私たちが定年を迎える頃、退職金はもらえるの?

将来の老後の生活に思いを巡らせたとき、資金面でその中心的な役割を担うのは退職金です。

日本企業では、古くから終身雇用のもと、若いころの賃金を低く抑える代わりに多額の退職金を用意するという報酬制度を整えてきました。

退職金制度にはさまざまな役割があります。働く人にとってみれば、定年後も豊かに暮らすためには退職金は欠かせません。また、企業としても、報酬の支払いを定年退職時まで留保しておくことで、それを社員が熱心に働くためのインセンティブとすることができるのです。

拙著「統計で考える働き方の未来―高齢者が働き続ける国へ」(ちくま新書)では、労働の実態、高齢化や格差など日本社会の現状、賃金や社会保障制度の変遷等を統計データから分析することで、これからの日本人の働き方を考えています。

» **文書構造認識データ**
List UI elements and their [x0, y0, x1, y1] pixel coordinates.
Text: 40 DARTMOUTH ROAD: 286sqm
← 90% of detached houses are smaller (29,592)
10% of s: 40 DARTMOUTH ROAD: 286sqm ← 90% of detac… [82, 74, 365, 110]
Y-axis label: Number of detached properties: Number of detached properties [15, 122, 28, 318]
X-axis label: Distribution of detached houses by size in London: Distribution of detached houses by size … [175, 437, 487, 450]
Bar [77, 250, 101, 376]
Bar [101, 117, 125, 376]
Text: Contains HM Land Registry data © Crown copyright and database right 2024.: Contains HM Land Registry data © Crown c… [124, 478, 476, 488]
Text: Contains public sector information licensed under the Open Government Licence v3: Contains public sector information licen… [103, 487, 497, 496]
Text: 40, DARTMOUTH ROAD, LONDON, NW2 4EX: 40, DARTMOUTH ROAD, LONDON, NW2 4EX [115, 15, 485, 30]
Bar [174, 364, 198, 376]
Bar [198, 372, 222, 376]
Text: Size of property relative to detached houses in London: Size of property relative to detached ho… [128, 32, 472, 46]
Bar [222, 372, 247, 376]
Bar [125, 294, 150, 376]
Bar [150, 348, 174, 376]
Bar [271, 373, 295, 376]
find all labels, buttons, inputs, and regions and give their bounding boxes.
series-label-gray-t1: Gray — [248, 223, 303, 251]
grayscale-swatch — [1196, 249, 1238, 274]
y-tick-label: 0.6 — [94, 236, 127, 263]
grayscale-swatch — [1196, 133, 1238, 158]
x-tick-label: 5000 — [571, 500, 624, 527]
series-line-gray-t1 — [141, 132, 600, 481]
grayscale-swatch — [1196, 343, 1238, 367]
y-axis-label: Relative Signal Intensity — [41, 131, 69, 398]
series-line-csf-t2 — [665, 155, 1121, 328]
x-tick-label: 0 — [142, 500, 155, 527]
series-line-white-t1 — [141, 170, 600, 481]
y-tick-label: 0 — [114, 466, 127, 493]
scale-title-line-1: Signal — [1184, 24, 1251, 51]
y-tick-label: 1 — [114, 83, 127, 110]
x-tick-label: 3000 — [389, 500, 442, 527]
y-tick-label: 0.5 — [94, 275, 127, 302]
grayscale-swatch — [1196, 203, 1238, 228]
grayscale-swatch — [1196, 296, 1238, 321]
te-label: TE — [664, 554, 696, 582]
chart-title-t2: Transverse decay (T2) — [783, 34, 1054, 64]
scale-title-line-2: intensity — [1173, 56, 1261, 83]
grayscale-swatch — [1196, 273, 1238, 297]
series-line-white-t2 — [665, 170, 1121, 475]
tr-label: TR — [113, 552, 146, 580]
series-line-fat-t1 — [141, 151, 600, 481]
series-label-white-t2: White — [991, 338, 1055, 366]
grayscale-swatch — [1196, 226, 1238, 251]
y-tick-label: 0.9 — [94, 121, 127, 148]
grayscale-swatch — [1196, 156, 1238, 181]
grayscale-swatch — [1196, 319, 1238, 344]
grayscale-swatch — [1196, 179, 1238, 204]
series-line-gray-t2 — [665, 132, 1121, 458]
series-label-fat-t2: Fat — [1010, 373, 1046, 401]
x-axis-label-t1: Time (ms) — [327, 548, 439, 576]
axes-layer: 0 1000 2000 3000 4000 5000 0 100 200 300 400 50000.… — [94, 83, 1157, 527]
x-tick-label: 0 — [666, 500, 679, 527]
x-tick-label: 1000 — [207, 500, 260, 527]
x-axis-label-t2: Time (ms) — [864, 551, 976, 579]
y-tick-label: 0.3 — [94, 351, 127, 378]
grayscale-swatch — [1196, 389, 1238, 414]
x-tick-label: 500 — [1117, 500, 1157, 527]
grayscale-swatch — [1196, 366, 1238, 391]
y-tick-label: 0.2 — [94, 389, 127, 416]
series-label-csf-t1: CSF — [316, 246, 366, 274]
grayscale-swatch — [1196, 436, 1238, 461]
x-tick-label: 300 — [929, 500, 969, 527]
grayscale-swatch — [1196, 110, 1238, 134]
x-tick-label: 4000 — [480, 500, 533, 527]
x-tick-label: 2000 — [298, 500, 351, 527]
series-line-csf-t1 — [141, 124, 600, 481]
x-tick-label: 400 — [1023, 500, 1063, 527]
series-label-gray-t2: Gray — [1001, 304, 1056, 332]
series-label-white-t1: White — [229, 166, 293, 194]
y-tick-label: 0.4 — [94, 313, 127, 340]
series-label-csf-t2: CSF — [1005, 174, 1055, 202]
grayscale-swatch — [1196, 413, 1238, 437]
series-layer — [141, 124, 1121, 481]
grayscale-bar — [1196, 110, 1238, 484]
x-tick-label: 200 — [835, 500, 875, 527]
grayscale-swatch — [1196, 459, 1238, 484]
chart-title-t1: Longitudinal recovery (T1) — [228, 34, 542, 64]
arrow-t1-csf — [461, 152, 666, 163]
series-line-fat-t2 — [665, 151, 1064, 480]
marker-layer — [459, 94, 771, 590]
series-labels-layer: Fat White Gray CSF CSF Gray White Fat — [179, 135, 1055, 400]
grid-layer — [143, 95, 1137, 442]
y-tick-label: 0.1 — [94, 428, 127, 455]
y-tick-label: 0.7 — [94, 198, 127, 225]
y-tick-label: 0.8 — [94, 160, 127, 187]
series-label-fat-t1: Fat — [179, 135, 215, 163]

» **作業内容**
提示テキストによると、日本企業は終身雇用のもとでどのような報酬制度を整えてきましたか。

» **解答**
若いころの賃金を低く抑える代わりに、多額の退職金を用意する報酬制度です。